Filter the entries that follow, copying every line in which the word "Federal" appears.
>> BEGIN
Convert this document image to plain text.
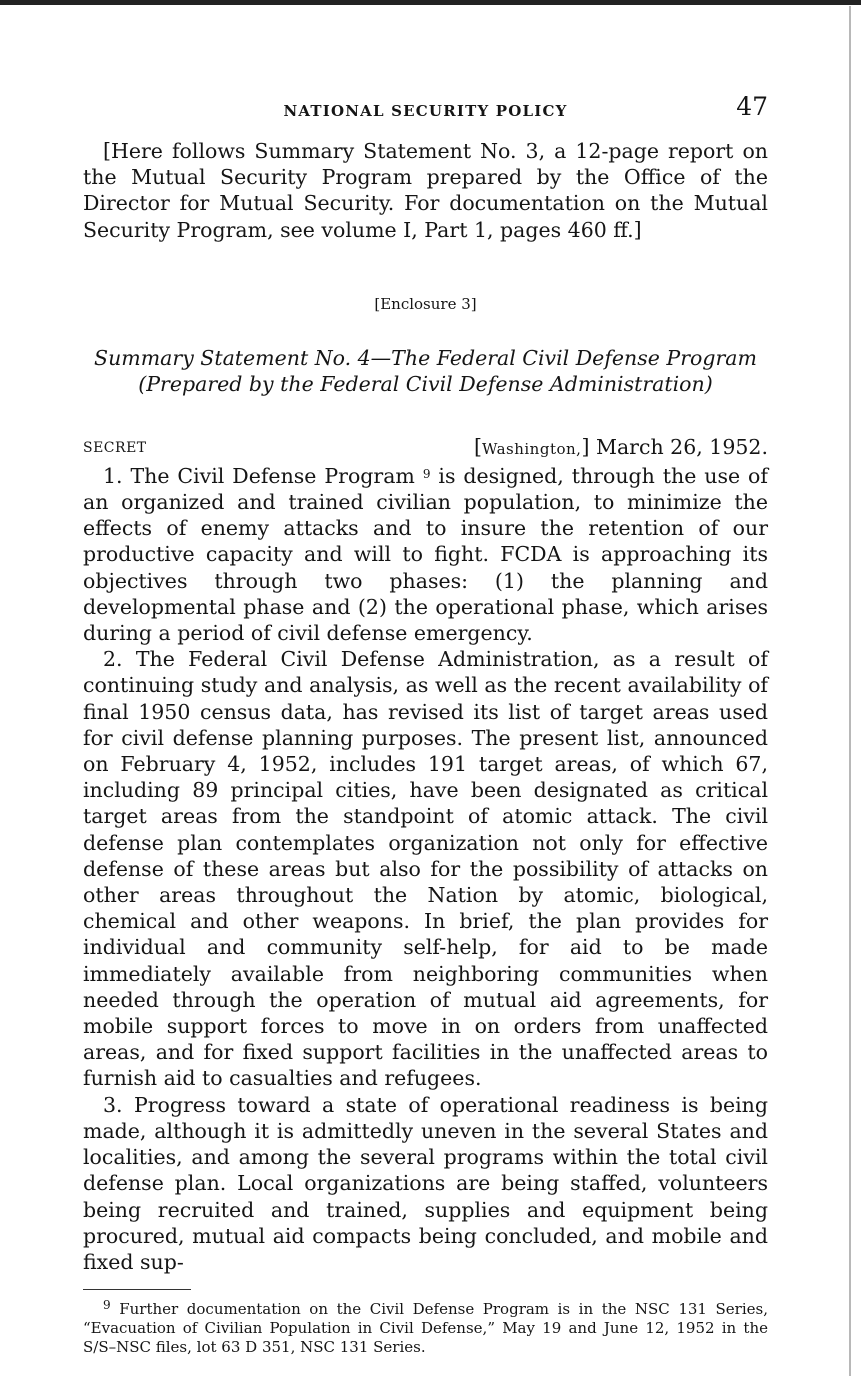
NATIONAL SECURITY POLICY	47

[Here follows Summary Statement No. 3, a 12-page report on the Mutual Security Program prepared by the Office of the Director for Mutual Security. For documentation on the Mutual Security Program, see volume I, Part 1, pages 460 ff.]

[Enclosure 3]
Summary Statement No. 4—The Federal Civil Defense Program
(Prepared by the Federal Civil Defense Administration)
SECRET	[Washington,] March 26, 1952.

1. The Civil Defense Program $^9$ is designed, through the use of an organized and trained civilian population, to minimize the effects of enemy attacks and to insure the retention of our productive capacity and will to fight. FCDA is approaching its objectives through two phases: (1) the planning and developmental phase and (2) the operational phase, which arises during a period of civil defense emergency.

2. The Federal Civil Defense Administration, as a result of continuing study and analysis, as well as the recent availability of final 1950 census data, has revised its list of target areas used for civil defense planning purposes. The present list, announced on February 4, 1952, includes 191 target areas, of which 67, including 89 principal cities, have been designated as critical target areas from the standpoint of atomic attack. The civil defense plan contemplates organization not only for effective defense of these areas but also for the possibility of attacks on other areas throughout the Nation by atomic, biological, chemical and other weapons. In brief, the plan provides for individual and community self-help, for aid to be made immediately available from neighboring communities when needed through the operation of mutual aid agreements, for mobile support forces to move in on orders from unaffected areas, and for fixed support facilities in the unaffected areas to furnish aid to casualties and refugees.

3. Progress toward a state of operational readiness is being made, although it is admittedly uneven in the several States and localities, and among the several programs within the total civil defense plan. Local organizations are being staffed, volunteers being recruited and trained, supplies and equipment being procured, mutual aid compacts being concluded, and mobile and fixed sup-

$^9$ Further documentation on the Civil Defense Program is in the NSC 131 Series, “Evacuation of Civilian Population in Civil Defense,” May 19 and June 12, 1952 in the S/S–NSC files, lot 63 D 351, NSC 131 Series.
>> END
* **Written solution**:
Summary Statement No. 4—The Federal Civil Defense Program
(Prepared by the Federal Civil Defense Administration)
2. The Federal Civil Defense Administration, as a result of continuing study and analysis, as well as the recent availability of final 1950 census data, has revised its list of target areas used for civil defense planning purposes. The present list, announced on February 4, 1952, includes 191 target areas, of which 67, including 89 principal cities, have been designated as critical target areas from the standpoint of atomic attack. The civil defense plan contemplates organization not only for effective defense of these areas but also for the possibility of attacks on other areas throughout the Nation by atomic, biological, chemical and other weapons. In brief, the plan provides for individual and community self-help, for aid to be made immediately available from neighboring communities when needed through the operation of mutual aid agreements, for mobile support forces to move in on orders from unaffected areas, and for fixed support facilities in the unaffected areas to furnish aid to casualties and refugees.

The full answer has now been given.